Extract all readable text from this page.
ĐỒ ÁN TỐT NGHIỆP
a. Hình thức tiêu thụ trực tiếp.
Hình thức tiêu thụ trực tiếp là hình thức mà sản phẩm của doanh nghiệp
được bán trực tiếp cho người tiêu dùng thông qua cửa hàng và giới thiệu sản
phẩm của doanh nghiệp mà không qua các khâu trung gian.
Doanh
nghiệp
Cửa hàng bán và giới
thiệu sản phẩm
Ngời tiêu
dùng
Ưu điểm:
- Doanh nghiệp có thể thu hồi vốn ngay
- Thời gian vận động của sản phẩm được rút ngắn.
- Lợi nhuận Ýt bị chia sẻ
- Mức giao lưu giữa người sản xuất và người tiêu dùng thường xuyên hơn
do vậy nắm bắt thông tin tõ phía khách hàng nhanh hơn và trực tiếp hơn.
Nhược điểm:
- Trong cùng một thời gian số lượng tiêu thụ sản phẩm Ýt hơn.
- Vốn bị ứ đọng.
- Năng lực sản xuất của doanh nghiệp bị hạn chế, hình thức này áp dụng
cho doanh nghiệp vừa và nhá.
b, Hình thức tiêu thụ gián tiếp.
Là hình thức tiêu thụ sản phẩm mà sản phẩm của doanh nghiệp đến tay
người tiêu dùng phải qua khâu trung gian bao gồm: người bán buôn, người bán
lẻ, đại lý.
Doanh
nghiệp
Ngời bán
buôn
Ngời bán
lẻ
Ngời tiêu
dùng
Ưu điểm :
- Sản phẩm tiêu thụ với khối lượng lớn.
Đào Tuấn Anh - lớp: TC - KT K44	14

- - - - -

Without omitting anything, output the entries exactly.

**Reply to the task:**
Extract all readable text from this page.
ĐỒ ÁN TỐT NGHIỆP
a. Hình thức tiêu thụ trực tiếp.
Hình thức tiêu thụ trực tiếp là hình thức mà sản phẩm của doanh nghiệp
được bán trực tiếp cho người tiêu dùng thông qua cửa hàng và giới thiệu sản
phẩm của doanh nghiệp mà không qua các khâu trung gian.
Doanh
nghiệp
Cửa hàng bán và giới
thiệu sản phẩm
Ngời tiêu
dùng
Ưu điểm:
- Doanh nghiệp có thể thu hồi vốn ngay
- Thời gian vận động của sản phẩm được rút ngắn.
- Lợi nhuận Ýt bị chia sẻ
- Mức giao lưu giữa người sản xuất và người tiêu dùng thường xuyên hơn
do vậy nắm bắt thông tin tõ phía khách hàng nhanh hơn và trực tiếp hơn.
Nhược điểm:
- Trong cùng một thời gian số lượng tiêu thụ sản phẩm Ýt hơn.
- Vốn bị ứ đọng.
- Năng lực sản xuất của doanh nghiệp bị hạn chế, hình thức này áp dụng
cho doanh nghiệp vừa và nhá.
b, Hình thức tiêu thụ gián tiếp.
Là hình thức tiêu thụ sản phẩm mà sản phẩm của doanh nghiệp đến tay
người tiêu dùng phải qua khâu trung gian bao gồm: người bán buôn, người bán
lẻ, đại lý.
Doanh
nghiệp
Ngời bán
buôn
Ngời bán
lẻ
Ngời tiêu
dùng
Ưu điểm :
- Sản phẩm tiêu thụ với khối lượng lớn.
Đào Tuấn Anh - lớp: TC - KT K44	14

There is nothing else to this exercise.